--- Start of Supplied records ---

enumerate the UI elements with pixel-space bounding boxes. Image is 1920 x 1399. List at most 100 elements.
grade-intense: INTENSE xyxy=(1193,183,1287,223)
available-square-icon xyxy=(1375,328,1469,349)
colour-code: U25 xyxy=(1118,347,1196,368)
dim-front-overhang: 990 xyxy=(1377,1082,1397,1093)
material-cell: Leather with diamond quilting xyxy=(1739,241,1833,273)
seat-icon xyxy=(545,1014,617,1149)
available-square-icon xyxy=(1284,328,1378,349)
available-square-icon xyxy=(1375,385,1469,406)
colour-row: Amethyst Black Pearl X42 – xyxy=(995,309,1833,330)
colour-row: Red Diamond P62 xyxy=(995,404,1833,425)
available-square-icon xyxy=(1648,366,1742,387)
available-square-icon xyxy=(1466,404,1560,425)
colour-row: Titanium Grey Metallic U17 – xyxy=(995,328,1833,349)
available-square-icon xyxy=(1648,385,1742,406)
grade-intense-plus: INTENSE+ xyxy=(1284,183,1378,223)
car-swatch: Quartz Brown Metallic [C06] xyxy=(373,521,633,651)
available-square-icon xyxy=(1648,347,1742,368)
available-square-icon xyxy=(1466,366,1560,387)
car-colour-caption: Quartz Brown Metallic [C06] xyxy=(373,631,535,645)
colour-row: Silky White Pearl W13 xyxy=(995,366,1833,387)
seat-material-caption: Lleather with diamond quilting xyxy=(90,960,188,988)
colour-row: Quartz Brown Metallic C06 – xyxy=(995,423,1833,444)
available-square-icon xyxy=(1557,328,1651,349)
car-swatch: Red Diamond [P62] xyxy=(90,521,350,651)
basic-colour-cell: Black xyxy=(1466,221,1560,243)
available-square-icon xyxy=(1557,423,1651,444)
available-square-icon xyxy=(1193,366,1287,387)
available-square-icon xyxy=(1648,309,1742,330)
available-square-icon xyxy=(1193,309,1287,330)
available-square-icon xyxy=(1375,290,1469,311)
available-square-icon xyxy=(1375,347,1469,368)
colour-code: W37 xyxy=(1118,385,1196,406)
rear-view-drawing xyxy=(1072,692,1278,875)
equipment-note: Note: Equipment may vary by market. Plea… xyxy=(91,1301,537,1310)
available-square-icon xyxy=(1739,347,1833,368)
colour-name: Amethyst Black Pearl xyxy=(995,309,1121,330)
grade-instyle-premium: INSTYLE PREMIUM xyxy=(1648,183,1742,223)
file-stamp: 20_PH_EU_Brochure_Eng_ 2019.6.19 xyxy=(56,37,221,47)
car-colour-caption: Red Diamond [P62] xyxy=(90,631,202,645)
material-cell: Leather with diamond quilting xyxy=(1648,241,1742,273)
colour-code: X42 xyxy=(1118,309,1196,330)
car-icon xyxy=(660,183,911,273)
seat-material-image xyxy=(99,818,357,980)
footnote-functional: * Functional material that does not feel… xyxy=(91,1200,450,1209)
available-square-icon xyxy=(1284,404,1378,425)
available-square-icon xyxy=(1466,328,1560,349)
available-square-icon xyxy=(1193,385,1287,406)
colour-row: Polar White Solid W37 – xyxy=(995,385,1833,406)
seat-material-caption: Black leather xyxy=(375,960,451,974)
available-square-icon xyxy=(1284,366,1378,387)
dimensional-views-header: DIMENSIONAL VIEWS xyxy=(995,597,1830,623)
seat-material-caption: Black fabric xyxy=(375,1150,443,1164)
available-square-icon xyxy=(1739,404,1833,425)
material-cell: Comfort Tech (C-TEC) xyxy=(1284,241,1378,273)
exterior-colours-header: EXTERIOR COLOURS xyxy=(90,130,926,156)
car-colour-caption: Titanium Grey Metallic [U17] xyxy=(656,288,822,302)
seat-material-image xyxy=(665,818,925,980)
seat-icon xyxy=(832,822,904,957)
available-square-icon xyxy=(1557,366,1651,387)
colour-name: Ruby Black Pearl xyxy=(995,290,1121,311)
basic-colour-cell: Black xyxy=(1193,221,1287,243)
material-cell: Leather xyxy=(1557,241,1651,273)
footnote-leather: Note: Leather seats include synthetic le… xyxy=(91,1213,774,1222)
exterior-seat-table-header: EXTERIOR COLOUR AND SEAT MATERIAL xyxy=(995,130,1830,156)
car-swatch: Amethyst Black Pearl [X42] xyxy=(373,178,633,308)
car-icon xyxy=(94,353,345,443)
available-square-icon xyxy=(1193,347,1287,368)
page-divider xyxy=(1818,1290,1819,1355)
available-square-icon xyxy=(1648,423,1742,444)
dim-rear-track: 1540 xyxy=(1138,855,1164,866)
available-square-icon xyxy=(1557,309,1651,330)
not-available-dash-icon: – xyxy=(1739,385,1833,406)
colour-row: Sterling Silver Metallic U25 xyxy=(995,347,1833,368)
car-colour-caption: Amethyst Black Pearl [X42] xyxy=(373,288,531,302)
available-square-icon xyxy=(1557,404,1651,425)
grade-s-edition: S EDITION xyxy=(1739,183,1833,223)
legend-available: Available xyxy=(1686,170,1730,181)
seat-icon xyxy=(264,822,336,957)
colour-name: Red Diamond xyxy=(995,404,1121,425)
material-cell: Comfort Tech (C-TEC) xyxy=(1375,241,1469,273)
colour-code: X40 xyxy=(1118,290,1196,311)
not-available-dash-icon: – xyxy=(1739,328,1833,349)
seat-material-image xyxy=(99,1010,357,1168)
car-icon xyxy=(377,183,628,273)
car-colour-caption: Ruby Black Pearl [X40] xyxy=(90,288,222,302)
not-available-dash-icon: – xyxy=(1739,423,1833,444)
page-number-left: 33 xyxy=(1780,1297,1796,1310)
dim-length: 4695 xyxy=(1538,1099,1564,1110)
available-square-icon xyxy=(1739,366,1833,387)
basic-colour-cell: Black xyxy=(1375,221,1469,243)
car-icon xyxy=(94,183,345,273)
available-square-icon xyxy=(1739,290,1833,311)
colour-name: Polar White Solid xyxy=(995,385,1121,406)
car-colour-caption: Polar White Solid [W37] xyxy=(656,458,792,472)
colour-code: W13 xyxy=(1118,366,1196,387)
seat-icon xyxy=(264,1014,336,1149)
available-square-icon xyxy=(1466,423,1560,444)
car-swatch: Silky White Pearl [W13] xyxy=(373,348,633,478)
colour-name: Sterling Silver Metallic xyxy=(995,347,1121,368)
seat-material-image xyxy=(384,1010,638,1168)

--- End of Supplied records ---

What needs to be done – Could you reproduce every line of the entries above verbatim, from the first line to the last?

Correct output –
enumerate the UI elements with pixel-space bounding boxes. Image is 1920 x 1399. List at most 100 elements.
grade-intense: INTENSE xyxy=(1193,183,1287,223)
available-square-icon xyxy=(1375,328,1469,349)
colour-code: U25 xyxy=(1118,347,1196,368)
dim-front-overhang: 990 xyxy=(1377,1082,1397,1093)
material-cell: Leather with diamond quilting xyxy=(1739,241,1833,273)
seat-icon xyxy=(545,1014,617,1149)
available-square-icon xyxy=(1284,328,1378,349)
available-square-icon xyxy=(1375,385,1469,406)
colour-row: Amethyst Black Pearl X42 – xyxy=(995,309,1833,330)
colour-row: Red Diamond P62 xyxy=(995,404,1833,425)
available-square-icon xyxy=(1648,366,1742,387)
available-square-icon xyxy=(1466,404,1560,425)
colour-row: Titanium Grey Metallic U17 – xyxy=(995,328,1833,349)
available-square-icon xyxy=(1648,385,1742,406)
grade-intense-plus: INTENSE+ xyxy=(1284,183,1378,223)
car-swatch: Quartz Brown Metallic [C06] xyxy=(373,521,633,651)
available-square-icon xyxy=(1648,347,1742,368)
available-square-icon xyxy=(1466,366,1560,387)
car-colour-caption: Quartz Brown Metallic [C06] xyxy=(373,631,535,645)
colour-row: Silky White Pearl W13 xyxy=(995,366,1833,387)
seat-material-caption: Lleather with diamond quilting xyxy=(90,960,188,988)
colour-row: Quartz Brown Metallic C06 – xyxy=(995,423,1833,444)
available-square-icon xyxy=(1557,328,1651,349)
car-swatch: Red Diamond [P62] xyxy=(90,521,350,651)
basic-colour-cell: Black xyxy=(1466,221,1560,243)
available-square-icon xyxy=(1557,423,1651,444)
available-square-icon xyxy=(1193,366,1287,387)
available-square-icon xyxy=(1648,309,1742,330)
available-square-icon xyxy=(1193,309,1287,330)
available-square-icon xyxy=(1375,290,1469,311)
available-square-icon xyxy=(1375,347,1469,368)
colour-code: W37 xyxy=(1118,385,1196,406)
rear-view-drawing xyxy=(1072,692,1278,875)
equipment-note: Note: Equipment may vary by market. Plea… xyxy=(91,1301,537,1310)
available-square-icon xyxy=(1739,347,1833,368)
colour-name: Amethyst Black Pearl xyxy=(995,309,1121,330)
grade-instyle-premium: INSTYLE PREMIUM xyxy=(1648,183,1742,223)
file-stamp: 20_PH_EU_Brochure_Eng_ 2019.6.19 xyxy=(56,37,221,47)
car-colour-caption: Red Diamond [P62] xyxy=(90,631,202,645)
material-cell: Leather with diamond quilting xyxy=(1648,241,1742,273)
colour-code: X42 xyxy=(1118,309,1196,330)
car-icon xyxy=(660,183,911,273)
seat-material-image xyxy=(99,818,357,980)
footnote-functional: * Functional material that does not feel… xyxy=(91,1200,450,1209)
available-square-icon xyxy=(1284,404,1378,425)
available-square-icon xyxy=(1466,328,1560,349)
available-square-icon xyxy=(1193,385,1287,406)
colour-row: Polar White Solid W37 – xyxy=(995,385,1833,406)
seat-material-caption: Black leather xyxy=(375,960,451,974)
available-square-icon xyxy=(1284,366,1378,387)
dimensional-views-header: DIMENSIONAL VIEWS xyxy=(995,597,1830,623)
seat-material-caption: Black fabric xyxy=(375,1150,443,1164)
available-square-icon xyxy=(1739,404,1833,425)
material-cell: Comfort Tech (C-TEC) xyxy=(1284,241,1378,273)
exterior-colours-header: EXTERIOR COLOURS xyxy=(90,130,926,156)
car-colour-caption: Titanium Grey Metallic [U17] xyxy=(656,288,822,302)
seat-material-image xyxy=(665,818,925,980)
seat-icon xyxy=(832,822,904,957)
available-square-icon xyxy=(1557,366,1651,387)
colour-name: Ruby Black Pearl xyxy=(995,290,1121,311)
basic-colour-cell: Black xyxy=(1193,221,1287,243)
material-cell: Leather xyxy=(1557,241,1651,273)
footnote-leather: Note: Leather seats include synthetic le… xyxy=(91,1213,774,1222)
exterior-seat-table-header: EXTERIOR COLOUR AND SEAT MATERIAL xyxy=(995,130,1830,156)
car-swatch: Amethyst Black Pearl [X42] xyxy=(373,178,633,308)
car-icon xyxy=(94,353,345,443)
available-square-icon xyxy=(1193,347,1287,368)
page-divider xyxy=(1818,1290,1819,1355)
available-square-icon xyxy=(1648,423,1742,444)
dim-rear-track: 1540 xyxy=(1138,855,1164,866)
available-square-icon xyxy=(1557,309,1651,330)
not-available-dash-icon: – xyxy=(1739,385,1833,406)
colour-row: Sterling Silver Metallic U25 xyxy=(995,347,1833,368)
car-colour-caption: Amethyst Black Pearl [X42] xyxy=(373,288,531,302)
available-square-icon xyxy=(1557,404,1651,425)
grade-s-edition: S EDITION xyxy=(1739,183,1833,223)
legend-available: Available xyxy=(1686,170,1730,181)
seat-icon xyxy=(264,822,336,957)
colour-name: Red Diamond xyxy=(995,404,1121,425)
material-cell: Comfort Tech (C-TEC) xyxy=(1375,241,1469,273)
colour-code: X40 xyxy=(1118,290,1196,311)
not-available-dash-icon: – xyxy=(1739,328,1833,349)
seat-material-image xyxy=(99,1010,357,1168)
car-icon xyxy=(377,183,628,273)
car-colour-caption: Ruby Black Pearl [X40] xyxy=(90,288,222,302)
not-available-dash-icon: – xyxy=(1739,423,1833,444)
page-number-left: 33 xyxy=(1780,1297,1796,1310)
dim-length: 4695 xyxy=(1538,1099,1564,1110)
available-square-icon xyxy=(1739,366,1833,387)
basic-colour-cell: Black xyxy=(1375,221,1469,243)
car-icon xyxy=(94,183,345,273)
available-square-icon xyxy=(1739,290,1833,311)
colour-name: Polar White Solid xyxy=(995,385,1121,406)
car-colour-caption: Polar White Solid [W37] xyxy=(656,458,792,472)
colour-code: W13 xyxy=(1118,366,1196,387)
seat-icon xyxy=(264,1014,336,1149)
available-square-icon xyxy=(1466,423,1560,444)
car-swatch: Silky White Pearl [W13] xyxy=(373,348,633,478)
colour-name: Sterling Silver Metallic xyxy=(995,347,1121,368)
seat-material-image xyxy=(384,1010,638,1168)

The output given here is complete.